====== Data rows

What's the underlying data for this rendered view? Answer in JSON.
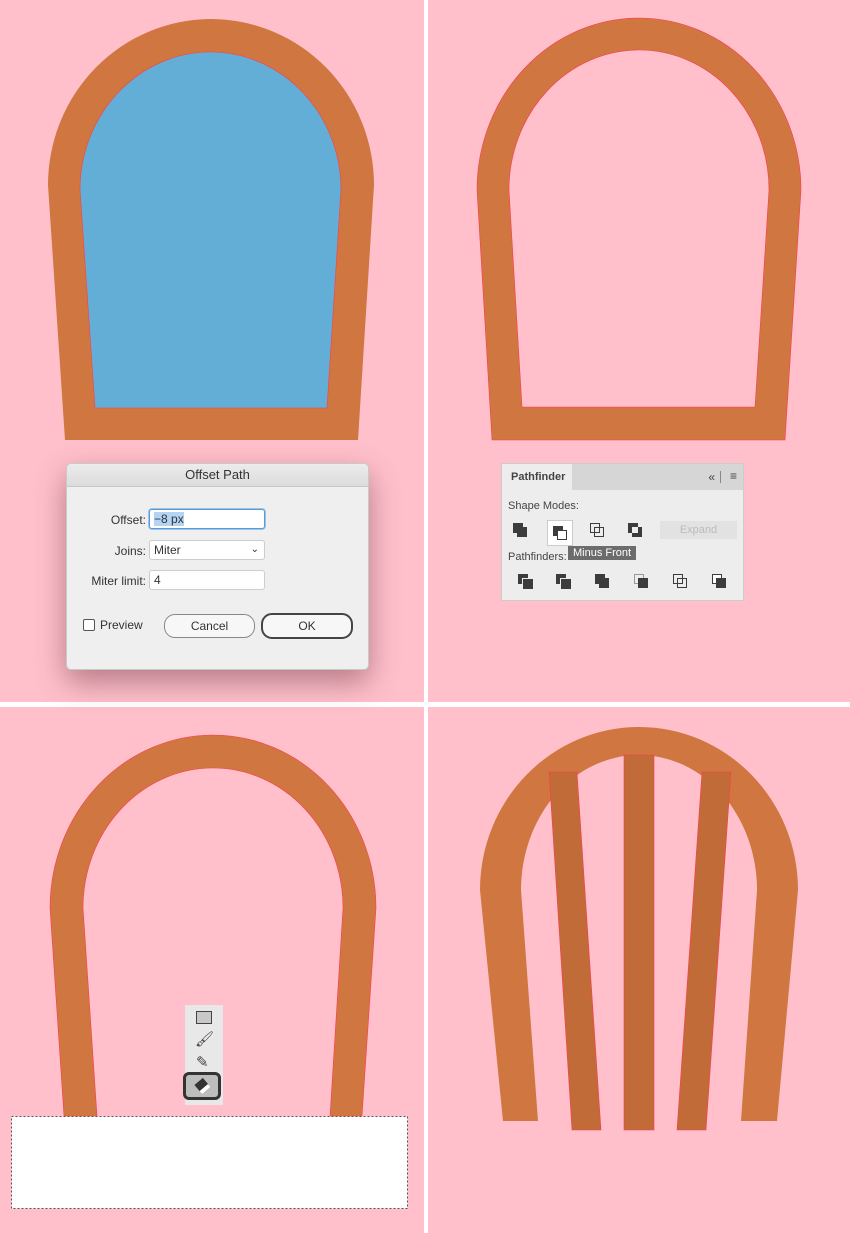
{
  "colors": {
    "background": "#FFC0CB",
    "arch_orange": "#D07640",
    "bar_orange": "#C06B38",
    "inner_blue": "#63AED6",
    "anchor": "#FF3B4E"
  },
  "offset_dialog": {
    "title": "Offset Path",
    "offset_label": "Offset:",
    "offset_value": "−8 px",
    "joins_label": "Joins:",
    "joins_value": "Miter",
    "miter_label": "Miter limit:",
    "miter_value": "4",
    "preview_label": "Preview",
    "preview_checked": false,
    "cancel": "Cancel",
    "ok": "OK"
  },
  "pathfinder": {
    "tab": "Pathfinder",
    "shape_modes_label": "Shape Modes:",
    "expand": "Expand",
    "pathfinders_label": "Pathfinders:",
    "tooltip": "Minus Front",
    "collapse_icon": "double-chevron-left",
    "menu_icon": "hamburger"
  },
  "toolbar": {
    "tools": [
      "rectangle-tool",
      "paintbrush-tool",
      "pencil-tool",
      "eraser-tool"
    ],
    "active": "eraser-tool"
  }
}
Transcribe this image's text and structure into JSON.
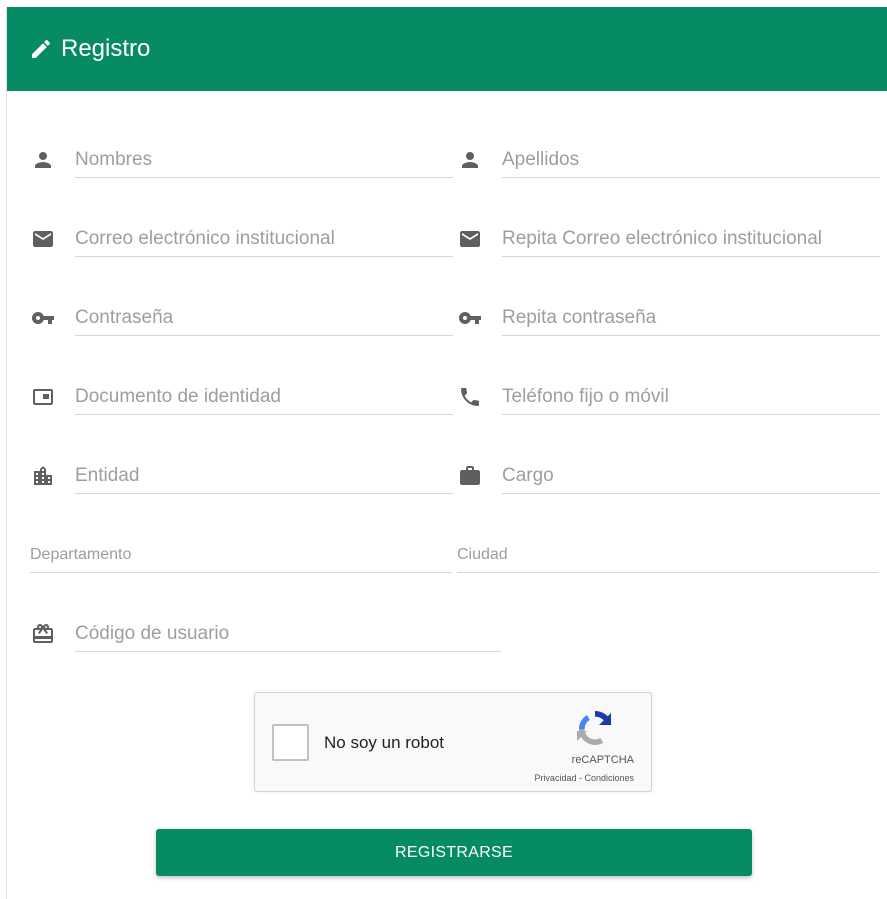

============

# Instructions to follow
Leave out the pictures and transcribe everything else exactly.

# Exercise answer
What's the underlying data for this rendered view? Answer in JSON.
{
  "colors": {
    "background": "#FFC0CB",
    "arch_orange": "#D07640",
    "bar_orange": "#C06B38",
    "inner_blue": "#63AED6",
    "anchor": "#FF3B4E"
  },
  "offset_dialog": {
    "title": "Offset Path",
    "offset_label": "Offset:",
    "offset_value": "−8 px",
    "joins_label": "Joins:",
    "joins_value": "Miter",
    "miter_label": "Miter limit:",
    "miter_value": "4",
    "preview_label": "Preview",
    "preview_checked": false,
    "cancel": "Cancel",
    "ok": "OK"
  },
  "pathfinder": {
    "tab": "Pathfinder",
    "shape_modes_label": "Shape Modes:",
    "expand": "Expand",
    "pathfinders_label": "Pathfinders:",
    "tooltip": "Minus Front",
    "collapse_icon": "double-chevron-left",
    "menu_icon": "hamburger"
  },
  "toolbar": {
    "tools": [
      "rectangle-tool",
      "paintbrush-tool",
      "pencil-tool",
      "eraser-tool"
    ],
    "active": "eraser-tool"
  }
}
Transcribe this image's text and structure into JSON.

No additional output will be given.